STATED TASK
Below are some records; return each one exactly.
---
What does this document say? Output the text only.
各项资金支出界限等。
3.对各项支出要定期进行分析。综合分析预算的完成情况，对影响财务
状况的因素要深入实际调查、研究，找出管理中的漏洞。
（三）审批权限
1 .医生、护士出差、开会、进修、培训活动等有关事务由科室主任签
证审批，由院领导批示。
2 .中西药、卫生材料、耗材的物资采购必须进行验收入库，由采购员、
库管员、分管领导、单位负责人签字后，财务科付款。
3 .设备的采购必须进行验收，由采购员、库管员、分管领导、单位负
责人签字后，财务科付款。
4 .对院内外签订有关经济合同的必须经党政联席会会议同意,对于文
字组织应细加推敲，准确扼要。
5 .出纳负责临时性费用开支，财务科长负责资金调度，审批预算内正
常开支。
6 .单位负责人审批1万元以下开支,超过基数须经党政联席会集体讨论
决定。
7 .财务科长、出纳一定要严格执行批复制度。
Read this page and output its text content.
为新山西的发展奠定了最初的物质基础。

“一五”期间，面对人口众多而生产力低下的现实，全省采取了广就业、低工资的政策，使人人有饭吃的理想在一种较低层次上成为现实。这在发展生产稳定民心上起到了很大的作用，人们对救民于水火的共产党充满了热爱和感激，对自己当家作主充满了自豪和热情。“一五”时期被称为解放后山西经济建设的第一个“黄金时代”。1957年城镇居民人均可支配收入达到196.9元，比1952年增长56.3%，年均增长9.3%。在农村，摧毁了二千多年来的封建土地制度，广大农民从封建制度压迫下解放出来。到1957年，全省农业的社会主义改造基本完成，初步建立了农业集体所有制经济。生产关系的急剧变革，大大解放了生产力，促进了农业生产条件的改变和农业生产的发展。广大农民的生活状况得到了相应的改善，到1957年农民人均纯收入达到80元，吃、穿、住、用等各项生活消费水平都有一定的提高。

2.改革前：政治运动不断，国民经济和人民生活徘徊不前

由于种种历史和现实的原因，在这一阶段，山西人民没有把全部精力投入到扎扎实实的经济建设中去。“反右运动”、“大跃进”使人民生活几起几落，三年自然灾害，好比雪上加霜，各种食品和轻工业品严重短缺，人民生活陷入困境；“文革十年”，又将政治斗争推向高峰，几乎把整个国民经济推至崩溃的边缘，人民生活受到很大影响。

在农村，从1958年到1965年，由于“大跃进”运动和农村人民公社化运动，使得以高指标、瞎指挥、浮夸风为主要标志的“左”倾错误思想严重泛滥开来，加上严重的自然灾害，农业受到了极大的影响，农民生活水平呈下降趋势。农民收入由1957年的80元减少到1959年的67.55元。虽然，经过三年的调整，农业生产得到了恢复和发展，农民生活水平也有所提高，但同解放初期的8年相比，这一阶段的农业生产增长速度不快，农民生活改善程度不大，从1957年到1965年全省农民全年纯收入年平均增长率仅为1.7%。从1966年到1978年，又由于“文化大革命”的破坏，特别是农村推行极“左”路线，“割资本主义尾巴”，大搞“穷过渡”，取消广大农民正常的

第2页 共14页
---
SOLVED PROBLEM
What does this document say? Output the text only.
各项资金支出界限等。
3.对各项支出要定期进行分析。综合分析预算的完成情况，对影响财务
状况的因素要深入实际调查、研究，找出管理中的漏洞。
（三）审批权限
1 .医生、护士出差、开会、进修、培训活动等有关事务由科室主任签
证审批，由院领导批示。
2 .中西药、卫生材料、耗材的物资采购必须进行验收入库，由采购员、
库管员、分管领导、单位负责人签字后，财务科付款。
3 .设备的采购必须进行验收，由采购员、库管员、分管领导、单位负
责人签字后，财务科付款。
4 .对院内外签订有关经济合同的必须经党政联席会会议同意,对于文
字组织应细加推敲，准确扼要。
5 .出纳负责临时性费用开支，财务科长负责资金调度，审批预算内正
常开支。
6 .单位负责人审批1万元以下开支,超过基数须经党政联席会集体讨论
决定。
7 .财务科长、出纳一定要严格执行批复制度。
Read this page and output its text content.
为新山西的发展奠定了最初的物质基础。

“一五”期间，面对人口众多而生产力低下的现实，全省采取了广就业、低工资的政策，使人人有饭吃的理想在一种较低层次上成为现实。这在发展生产稳定民心上起到了很大的作用，人们对救民于水火的共产党充满了热爱和感激，对自己当家作主充满了自豪和热情。“一五”时期被称为解放后山西经济建设的第一个“黄金时代”。1957年城镇居民人均可支配收入达到196.9元，比1952年增长56.3%，年均增长9.3%。在农村，摧毁了二千多年来的封建土地制度，广大农民从封建制度压迫下解放出来。到1957年，全省农业的社会主义改造基本完成，初步建立了农业集体所有制经济。生产关系的急剧变革，大大解放了生产力，促进了农业生产条件的改变和农业生产的发展。广大农民的生活状况得到了相应的改善，到1957年农民人均纯收入达到80元，吃、穿、住、用等各项生活消费水平都有一定的提高。

2.改革前：政治运动不断，国民经济和人民生活徘徊不前

由于种种历史和现实的原因，在这一阶段，山西人民没有把全部精力投入到扎扎实实的经济建设中去。“反右运动”、“大跃进”使人民生活几起几落，三年自然灾害，好比雪上加霜，各种食品和轻工业品严重短缺，人民生活陷入困境；“文革十年”，又将政治斗争推向高峰，几乎把整个国民经济推至崩溃的边缘，人民生活受到很大影响。

在农村，从1958年到1965年，由于“大跃进”运动和农村人民公社化运动，使得以高指标、瞎指挥、浮夸风为主要标志的“左”倾错误思想严重泛滥开来，加上严重的自然灾害，农业受到了极大的影响，农民生活水平呈下降趋势。农民收入由1957年的80元减少到1959年的67.55元。虽然，经过三年的调整，农业生产得到了恢复和发展，农民生活水平也有所提高，但同解放初期的8年相比，这一阶段的农业生产增长速度不快，农民生活改善程度不大，从1957年到1965年全省农民全年纯收入年平均增长率仅为1.7%。从1966年到1978年，又由于“文化大革命”的破坏，特别是农村推行极“左”路线，“割资本主义尾巴”，大搞“穷过渡”，取消广大农民正常的

第2页 共14页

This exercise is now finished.